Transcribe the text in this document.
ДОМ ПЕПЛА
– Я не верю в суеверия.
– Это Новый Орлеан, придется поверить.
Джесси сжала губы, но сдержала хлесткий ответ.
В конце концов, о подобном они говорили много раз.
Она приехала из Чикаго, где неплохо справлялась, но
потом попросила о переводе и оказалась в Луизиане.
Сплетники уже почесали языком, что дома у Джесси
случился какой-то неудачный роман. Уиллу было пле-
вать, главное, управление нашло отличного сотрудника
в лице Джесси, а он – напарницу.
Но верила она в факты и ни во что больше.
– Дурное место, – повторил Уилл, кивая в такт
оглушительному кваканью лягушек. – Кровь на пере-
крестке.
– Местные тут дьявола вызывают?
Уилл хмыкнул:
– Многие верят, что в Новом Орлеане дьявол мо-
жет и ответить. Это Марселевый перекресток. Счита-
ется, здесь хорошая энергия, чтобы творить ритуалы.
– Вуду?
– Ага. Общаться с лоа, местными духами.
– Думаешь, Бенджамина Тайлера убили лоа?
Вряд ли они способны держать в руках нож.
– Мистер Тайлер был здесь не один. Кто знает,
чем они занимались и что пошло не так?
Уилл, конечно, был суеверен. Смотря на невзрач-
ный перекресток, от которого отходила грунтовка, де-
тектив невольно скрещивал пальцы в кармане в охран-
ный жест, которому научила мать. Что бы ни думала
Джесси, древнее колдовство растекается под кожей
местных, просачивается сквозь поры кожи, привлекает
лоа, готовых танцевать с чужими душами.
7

* * * * *

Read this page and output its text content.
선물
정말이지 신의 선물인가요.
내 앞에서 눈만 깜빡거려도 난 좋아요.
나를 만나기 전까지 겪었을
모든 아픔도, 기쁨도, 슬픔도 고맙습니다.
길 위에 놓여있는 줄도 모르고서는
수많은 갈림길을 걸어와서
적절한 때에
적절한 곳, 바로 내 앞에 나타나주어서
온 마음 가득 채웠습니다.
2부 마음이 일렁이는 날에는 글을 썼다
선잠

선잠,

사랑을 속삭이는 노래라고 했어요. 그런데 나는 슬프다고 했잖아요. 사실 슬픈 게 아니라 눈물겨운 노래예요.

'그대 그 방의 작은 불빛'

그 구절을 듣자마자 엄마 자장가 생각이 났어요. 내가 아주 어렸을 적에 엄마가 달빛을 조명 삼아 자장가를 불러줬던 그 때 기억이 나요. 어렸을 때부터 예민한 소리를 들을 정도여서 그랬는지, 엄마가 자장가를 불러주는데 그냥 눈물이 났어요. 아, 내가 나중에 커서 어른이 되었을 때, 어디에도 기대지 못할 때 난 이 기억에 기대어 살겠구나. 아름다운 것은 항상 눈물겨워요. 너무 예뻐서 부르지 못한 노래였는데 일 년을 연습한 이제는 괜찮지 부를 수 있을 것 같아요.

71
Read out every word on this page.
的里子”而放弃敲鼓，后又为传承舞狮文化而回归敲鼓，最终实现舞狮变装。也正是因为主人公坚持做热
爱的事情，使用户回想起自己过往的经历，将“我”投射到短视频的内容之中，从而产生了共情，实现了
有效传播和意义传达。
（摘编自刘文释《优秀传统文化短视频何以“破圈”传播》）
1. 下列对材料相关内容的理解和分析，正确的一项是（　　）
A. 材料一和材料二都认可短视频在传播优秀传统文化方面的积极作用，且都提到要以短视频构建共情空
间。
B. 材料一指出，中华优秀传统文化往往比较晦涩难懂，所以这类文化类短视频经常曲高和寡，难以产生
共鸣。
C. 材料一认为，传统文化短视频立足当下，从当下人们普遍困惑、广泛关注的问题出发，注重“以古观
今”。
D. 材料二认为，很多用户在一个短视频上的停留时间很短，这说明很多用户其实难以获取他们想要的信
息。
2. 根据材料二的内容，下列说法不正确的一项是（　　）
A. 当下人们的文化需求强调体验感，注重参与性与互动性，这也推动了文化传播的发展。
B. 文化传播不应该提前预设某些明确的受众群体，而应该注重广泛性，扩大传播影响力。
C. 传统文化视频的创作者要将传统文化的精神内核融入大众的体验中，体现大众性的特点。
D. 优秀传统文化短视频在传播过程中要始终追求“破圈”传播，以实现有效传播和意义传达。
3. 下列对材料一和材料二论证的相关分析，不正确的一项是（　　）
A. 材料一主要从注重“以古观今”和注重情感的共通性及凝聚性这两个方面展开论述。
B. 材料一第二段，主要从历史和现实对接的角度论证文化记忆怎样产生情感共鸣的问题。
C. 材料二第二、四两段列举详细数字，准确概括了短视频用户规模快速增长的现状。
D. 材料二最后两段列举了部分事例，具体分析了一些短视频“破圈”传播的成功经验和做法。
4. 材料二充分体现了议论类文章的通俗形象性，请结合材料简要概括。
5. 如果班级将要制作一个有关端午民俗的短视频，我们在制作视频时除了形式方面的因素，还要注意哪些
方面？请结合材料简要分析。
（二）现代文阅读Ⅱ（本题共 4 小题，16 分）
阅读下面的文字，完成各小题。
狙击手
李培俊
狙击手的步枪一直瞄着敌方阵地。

* * * * *

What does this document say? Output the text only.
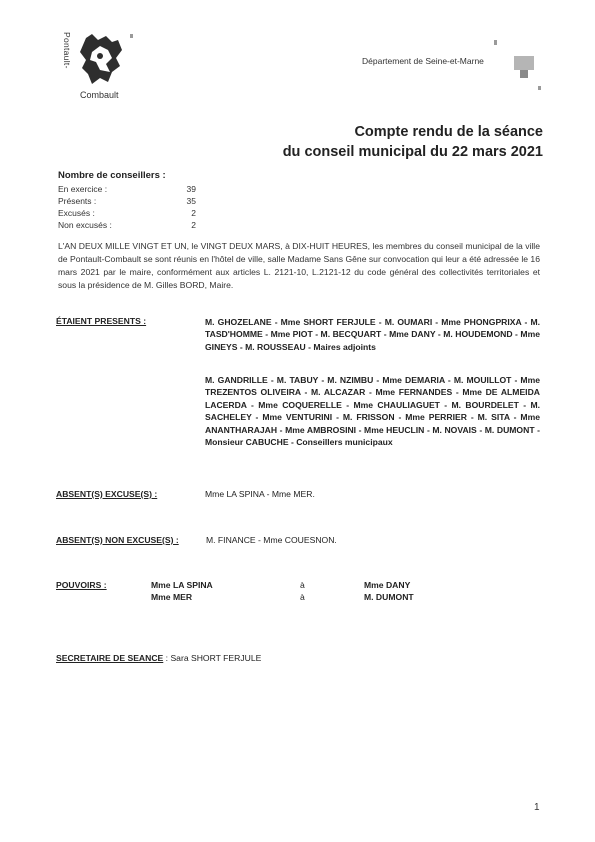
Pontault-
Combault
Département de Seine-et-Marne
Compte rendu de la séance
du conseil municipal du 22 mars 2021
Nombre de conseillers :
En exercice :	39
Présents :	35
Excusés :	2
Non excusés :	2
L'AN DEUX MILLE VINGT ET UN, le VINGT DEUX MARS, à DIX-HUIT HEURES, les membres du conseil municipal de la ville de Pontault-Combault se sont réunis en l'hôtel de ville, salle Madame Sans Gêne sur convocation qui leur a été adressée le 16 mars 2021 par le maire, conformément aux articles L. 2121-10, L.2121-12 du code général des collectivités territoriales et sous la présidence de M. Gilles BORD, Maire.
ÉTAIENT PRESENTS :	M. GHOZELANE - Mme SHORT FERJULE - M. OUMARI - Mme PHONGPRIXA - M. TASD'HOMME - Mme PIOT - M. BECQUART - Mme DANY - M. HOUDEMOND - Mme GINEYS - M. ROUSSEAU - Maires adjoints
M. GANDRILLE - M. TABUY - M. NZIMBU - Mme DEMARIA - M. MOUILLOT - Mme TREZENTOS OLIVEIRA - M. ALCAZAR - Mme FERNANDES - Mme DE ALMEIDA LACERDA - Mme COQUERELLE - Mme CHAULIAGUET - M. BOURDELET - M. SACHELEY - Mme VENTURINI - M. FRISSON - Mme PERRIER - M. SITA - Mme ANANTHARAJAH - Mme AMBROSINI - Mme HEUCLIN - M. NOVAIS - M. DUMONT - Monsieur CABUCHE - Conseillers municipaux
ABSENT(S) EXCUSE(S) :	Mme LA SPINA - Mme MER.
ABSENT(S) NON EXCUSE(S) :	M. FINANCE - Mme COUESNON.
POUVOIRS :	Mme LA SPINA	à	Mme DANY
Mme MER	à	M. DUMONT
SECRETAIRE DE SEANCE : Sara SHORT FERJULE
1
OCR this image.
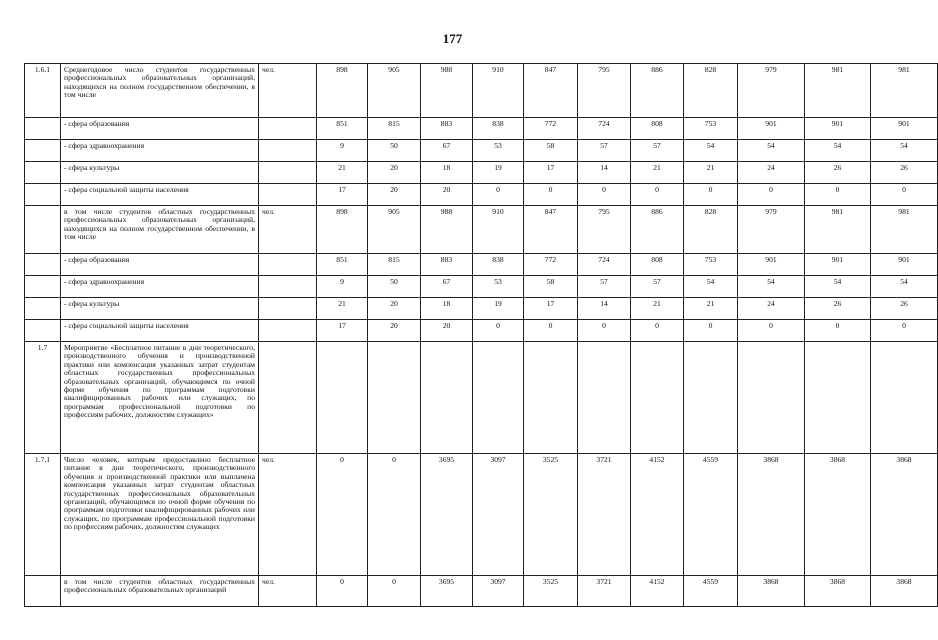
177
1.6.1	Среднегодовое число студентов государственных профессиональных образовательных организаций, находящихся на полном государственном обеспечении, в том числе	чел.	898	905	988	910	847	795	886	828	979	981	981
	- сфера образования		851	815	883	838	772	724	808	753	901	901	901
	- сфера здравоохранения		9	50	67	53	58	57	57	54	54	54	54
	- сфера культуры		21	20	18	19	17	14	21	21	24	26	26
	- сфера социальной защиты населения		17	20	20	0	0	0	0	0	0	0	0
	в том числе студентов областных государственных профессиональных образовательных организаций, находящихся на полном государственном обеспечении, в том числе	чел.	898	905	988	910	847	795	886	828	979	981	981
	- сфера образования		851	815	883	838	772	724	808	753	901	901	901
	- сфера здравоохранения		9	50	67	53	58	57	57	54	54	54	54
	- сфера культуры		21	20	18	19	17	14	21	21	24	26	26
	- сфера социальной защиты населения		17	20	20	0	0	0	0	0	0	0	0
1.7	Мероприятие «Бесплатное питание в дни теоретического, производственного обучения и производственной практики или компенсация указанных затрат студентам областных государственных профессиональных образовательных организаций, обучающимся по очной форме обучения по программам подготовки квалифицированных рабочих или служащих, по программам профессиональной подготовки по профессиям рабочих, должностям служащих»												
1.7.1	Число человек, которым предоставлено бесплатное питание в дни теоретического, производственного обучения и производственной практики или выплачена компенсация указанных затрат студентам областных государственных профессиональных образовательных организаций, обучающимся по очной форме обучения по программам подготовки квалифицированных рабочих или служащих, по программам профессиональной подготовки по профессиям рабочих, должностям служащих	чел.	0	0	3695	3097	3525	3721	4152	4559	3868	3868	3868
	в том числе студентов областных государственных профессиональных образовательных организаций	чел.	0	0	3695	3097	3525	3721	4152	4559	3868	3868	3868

* * * * *

Exercise objective. Of the lines in the data, how many contain the word "обучающимся"? Provide the number and nothing further.

Answer. 2